▶ _Dataset entries_:
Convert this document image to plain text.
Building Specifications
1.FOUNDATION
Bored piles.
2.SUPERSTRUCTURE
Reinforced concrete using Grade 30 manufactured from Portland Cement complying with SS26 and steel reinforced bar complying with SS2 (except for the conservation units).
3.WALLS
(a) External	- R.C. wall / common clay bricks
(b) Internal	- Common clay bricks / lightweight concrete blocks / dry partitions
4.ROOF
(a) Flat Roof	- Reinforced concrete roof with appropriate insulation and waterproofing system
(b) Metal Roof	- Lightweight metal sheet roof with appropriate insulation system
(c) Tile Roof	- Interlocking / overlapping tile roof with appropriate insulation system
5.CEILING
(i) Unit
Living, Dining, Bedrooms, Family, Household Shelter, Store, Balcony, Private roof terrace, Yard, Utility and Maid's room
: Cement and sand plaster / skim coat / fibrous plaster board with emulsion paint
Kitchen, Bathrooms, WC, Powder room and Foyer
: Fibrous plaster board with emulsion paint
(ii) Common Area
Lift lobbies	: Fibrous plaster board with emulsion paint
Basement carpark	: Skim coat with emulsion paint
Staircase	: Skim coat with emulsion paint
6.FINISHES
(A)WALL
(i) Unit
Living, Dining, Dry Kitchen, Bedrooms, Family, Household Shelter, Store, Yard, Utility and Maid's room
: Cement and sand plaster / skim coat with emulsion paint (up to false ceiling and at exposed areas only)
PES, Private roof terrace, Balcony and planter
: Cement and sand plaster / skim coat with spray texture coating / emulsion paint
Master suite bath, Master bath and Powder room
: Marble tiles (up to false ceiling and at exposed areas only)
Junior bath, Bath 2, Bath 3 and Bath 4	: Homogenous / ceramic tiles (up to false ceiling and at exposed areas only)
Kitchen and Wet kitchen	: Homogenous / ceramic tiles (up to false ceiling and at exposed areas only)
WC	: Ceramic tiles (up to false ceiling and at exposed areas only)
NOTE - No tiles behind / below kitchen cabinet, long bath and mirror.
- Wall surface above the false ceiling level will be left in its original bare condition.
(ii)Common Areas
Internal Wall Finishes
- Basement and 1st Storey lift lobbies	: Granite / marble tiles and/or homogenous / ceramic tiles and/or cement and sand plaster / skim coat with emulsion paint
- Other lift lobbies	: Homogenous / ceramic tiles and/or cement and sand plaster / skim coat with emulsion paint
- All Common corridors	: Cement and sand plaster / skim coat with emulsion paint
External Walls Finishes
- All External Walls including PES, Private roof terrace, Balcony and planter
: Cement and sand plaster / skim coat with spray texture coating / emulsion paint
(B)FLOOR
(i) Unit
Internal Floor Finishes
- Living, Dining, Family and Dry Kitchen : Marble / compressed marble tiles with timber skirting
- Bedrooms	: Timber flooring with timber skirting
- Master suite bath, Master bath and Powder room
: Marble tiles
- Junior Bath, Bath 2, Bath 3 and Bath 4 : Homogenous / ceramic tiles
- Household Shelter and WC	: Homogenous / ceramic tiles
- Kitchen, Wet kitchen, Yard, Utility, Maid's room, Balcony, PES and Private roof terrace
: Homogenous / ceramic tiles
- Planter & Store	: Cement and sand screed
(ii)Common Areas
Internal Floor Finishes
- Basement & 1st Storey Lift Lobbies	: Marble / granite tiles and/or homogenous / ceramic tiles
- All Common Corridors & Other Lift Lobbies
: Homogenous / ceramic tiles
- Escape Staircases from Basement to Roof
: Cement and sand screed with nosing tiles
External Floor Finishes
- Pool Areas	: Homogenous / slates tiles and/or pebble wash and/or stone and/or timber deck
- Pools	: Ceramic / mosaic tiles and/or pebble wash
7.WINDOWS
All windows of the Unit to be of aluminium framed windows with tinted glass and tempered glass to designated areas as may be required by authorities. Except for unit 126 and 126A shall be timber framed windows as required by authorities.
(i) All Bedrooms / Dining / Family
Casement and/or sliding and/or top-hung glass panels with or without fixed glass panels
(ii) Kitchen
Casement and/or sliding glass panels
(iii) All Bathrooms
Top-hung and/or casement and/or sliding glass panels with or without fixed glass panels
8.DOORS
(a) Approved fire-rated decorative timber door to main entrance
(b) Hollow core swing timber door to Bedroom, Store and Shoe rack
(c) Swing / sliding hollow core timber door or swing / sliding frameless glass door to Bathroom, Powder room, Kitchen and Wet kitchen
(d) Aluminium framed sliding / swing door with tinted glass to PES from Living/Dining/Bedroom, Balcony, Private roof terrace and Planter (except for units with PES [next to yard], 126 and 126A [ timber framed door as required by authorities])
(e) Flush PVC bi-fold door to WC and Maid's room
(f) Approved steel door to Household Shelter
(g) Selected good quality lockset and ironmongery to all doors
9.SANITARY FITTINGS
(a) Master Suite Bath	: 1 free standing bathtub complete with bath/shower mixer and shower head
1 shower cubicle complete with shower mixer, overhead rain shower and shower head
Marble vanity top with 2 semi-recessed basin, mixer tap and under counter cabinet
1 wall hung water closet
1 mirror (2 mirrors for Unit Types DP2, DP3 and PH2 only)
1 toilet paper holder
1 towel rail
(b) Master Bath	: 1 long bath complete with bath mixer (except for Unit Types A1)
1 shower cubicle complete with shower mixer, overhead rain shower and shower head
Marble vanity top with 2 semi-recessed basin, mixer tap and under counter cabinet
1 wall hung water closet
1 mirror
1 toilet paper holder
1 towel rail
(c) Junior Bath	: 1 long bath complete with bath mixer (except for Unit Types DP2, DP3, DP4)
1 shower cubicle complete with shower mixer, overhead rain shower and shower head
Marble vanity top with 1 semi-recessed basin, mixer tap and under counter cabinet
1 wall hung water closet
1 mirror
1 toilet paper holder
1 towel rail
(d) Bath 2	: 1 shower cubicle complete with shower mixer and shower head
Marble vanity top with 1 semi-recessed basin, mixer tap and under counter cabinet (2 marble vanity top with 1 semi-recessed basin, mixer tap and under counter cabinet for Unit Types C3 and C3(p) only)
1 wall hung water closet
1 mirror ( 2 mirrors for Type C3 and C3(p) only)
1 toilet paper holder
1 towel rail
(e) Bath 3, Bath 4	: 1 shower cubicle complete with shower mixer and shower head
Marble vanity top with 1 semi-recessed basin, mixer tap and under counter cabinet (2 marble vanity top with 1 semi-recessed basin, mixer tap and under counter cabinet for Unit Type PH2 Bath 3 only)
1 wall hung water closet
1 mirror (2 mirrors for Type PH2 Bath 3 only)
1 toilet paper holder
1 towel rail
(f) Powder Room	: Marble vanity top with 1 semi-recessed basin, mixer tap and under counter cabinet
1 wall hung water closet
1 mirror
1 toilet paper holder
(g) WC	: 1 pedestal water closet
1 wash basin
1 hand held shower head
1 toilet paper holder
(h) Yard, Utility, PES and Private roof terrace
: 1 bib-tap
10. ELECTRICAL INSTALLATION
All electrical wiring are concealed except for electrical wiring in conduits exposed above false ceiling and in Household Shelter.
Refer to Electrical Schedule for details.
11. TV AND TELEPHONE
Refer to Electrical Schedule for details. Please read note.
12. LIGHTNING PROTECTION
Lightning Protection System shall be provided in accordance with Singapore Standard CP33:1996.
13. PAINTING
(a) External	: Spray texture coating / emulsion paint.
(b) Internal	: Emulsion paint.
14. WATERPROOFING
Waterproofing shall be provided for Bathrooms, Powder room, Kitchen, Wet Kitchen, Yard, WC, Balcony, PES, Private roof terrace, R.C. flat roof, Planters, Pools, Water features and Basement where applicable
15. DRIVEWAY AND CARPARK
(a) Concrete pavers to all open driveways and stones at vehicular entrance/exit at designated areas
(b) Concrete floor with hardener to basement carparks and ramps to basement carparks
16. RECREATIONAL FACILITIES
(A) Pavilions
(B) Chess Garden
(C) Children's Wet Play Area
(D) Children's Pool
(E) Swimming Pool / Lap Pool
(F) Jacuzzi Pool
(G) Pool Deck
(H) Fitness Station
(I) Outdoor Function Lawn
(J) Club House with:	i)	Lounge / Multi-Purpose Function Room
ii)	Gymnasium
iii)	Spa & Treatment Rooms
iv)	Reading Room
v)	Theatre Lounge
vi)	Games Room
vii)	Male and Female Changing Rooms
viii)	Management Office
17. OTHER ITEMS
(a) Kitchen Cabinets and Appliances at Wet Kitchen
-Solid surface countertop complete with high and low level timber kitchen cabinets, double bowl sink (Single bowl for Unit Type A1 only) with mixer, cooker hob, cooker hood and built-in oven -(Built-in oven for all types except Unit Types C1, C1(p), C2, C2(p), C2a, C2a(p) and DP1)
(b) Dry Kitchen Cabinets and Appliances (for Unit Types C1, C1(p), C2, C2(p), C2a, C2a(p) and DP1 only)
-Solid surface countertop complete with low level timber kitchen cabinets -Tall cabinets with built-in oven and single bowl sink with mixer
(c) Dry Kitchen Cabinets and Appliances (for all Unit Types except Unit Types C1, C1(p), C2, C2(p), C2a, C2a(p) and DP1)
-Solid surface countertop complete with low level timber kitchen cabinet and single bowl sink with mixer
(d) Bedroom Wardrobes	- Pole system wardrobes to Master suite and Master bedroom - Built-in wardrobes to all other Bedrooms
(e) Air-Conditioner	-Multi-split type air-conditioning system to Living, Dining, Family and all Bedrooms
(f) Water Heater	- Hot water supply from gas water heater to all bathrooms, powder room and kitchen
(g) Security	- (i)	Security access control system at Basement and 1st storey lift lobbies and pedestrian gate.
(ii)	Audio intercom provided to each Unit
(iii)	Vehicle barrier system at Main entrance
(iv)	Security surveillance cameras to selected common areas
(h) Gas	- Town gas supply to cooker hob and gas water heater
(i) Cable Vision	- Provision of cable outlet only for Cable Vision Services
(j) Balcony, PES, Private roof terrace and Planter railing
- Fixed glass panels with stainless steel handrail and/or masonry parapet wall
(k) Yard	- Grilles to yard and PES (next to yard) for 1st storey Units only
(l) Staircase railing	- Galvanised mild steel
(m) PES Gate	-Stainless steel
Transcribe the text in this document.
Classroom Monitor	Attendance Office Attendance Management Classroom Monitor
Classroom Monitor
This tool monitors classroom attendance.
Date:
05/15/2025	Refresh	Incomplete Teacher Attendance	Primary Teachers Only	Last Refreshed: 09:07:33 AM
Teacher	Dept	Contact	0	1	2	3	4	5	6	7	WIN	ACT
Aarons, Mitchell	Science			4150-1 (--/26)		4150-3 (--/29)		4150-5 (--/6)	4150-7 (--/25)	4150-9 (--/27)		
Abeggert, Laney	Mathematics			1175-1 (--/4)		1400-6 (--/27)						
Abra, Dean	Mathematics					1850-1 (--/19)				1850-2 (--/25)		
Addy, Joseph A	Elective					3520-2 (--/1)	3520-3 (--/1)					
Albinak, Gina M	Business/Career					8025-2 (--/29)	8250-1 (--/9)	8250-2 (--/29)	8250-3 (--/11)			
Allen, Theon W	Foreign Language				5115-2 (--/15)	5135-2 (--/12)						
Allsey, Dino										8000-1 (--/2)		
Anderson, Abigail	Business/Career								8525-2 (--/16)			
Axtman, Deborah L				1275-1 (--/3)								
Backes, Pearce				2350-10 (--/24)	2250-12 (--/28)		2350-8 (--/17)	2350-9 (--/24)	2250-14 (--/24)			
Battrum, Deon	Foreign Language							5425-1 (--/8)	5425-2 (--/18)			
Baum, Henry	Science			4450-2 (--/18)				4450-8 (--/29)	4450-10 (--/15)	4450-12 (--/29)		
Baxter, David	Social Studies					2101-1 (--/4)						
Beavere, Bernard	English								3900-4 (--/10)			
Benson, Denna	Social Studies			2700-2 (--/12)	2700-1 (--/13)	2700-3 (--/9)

▶ _Work instructions_:
Which lines above hold the word "bricks"? Copy each of them.

▶ _The result_:
(a) External	- R.C. wall / common clay bricks
(b) Internal	- Common clay bricks / lightweight concrete blocks / dry partitions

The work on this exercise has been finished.